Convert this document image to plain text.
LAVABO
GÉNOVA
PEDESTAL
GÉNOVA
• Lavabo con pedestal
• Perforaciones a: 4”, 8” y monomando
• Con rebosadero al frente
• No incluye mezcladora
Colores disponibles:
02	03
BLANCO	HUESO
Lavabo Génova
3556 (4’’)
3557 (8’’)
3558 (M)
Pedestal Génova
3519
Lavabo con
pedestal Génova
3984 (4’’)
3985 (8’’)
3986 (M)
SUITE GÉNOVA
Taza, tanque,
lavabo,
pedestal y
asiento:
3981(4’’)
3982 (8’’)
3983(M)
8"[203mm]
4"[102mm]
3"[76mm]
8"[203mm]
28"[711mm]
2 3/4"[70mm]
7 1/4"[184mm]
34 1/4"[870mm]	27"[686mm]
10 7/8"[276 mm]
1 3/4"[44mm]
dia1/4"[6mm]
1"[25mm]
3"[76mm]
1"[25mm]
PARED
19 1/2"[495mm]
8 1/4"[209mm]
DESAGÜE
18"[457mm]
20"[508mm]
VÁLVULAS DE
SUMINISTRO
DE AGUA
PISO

⁂

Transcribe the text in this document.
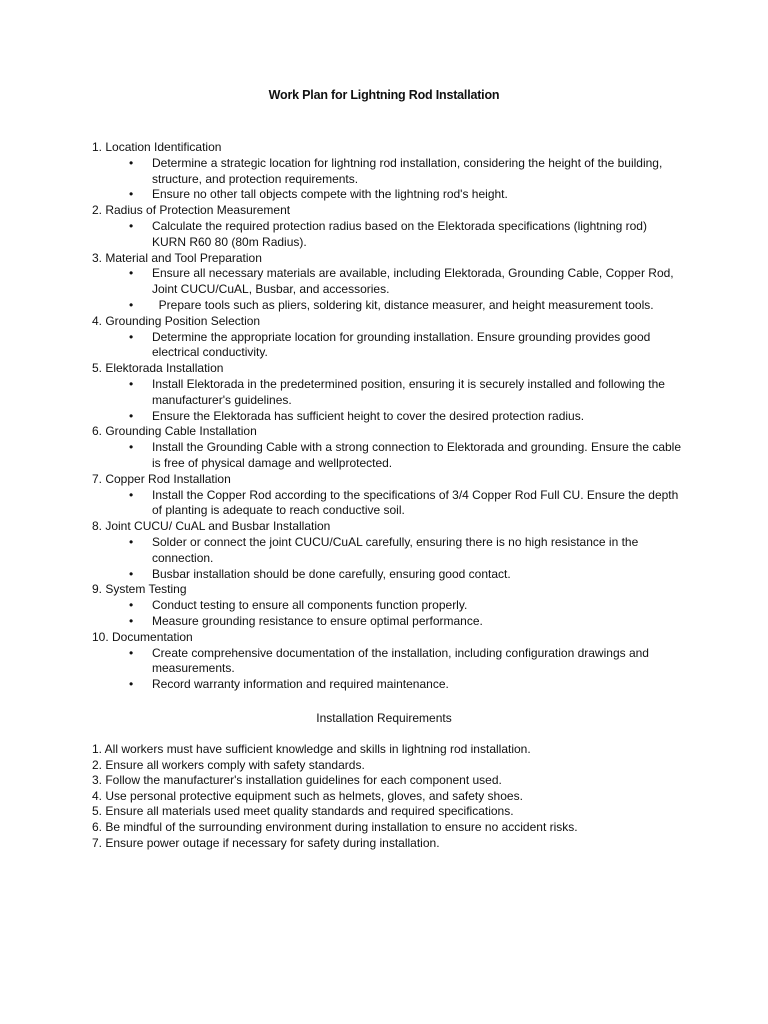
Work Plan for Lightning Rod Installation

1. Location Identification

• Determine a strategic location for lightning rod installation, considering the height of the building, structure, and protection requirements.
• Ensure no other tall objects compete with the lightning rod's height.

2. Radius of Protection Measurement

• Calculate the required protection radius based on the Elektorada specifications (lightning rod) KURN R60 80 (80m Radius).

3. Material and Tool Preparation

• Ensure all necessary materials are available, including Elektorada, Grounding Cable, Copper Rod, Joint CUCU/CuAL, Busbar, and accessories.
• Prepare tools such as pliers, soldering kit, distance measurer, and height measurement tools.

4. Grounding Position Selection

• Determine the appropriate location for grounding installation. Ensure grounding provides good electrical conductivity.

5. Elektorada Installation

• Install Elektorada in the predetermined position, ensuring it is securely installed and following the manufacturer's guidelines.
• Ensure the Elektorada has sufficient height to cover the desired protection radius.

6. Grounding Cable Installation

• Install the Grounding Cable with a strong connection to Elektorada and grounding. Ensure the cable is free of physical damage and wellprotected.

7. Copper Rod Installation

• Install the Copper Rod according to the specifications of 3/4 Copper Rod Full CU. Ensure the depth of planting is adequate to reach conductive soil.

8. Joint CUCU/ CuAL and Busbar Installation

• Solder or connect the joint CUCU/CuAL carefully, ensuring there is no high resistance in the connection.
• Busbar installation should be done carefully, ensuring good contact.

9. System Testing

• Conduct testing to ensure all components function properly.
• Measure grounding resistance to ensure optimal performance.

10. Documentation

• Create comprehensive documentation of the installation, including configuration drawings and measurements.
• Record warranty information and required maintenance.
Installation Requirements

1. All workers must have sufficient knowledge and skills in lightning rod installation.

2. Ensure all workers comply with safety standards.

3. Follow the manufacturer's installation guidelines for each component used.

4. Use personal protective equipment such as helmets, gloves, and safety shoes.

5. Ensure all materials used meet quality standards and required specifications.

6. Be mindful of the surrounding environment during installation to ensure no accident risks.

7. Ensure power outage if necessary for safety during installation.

⁂

THE EXERCISE => Going through the lines above one by one, tally those with the word "connection" and give only the total.

TASK RESPONSE => 2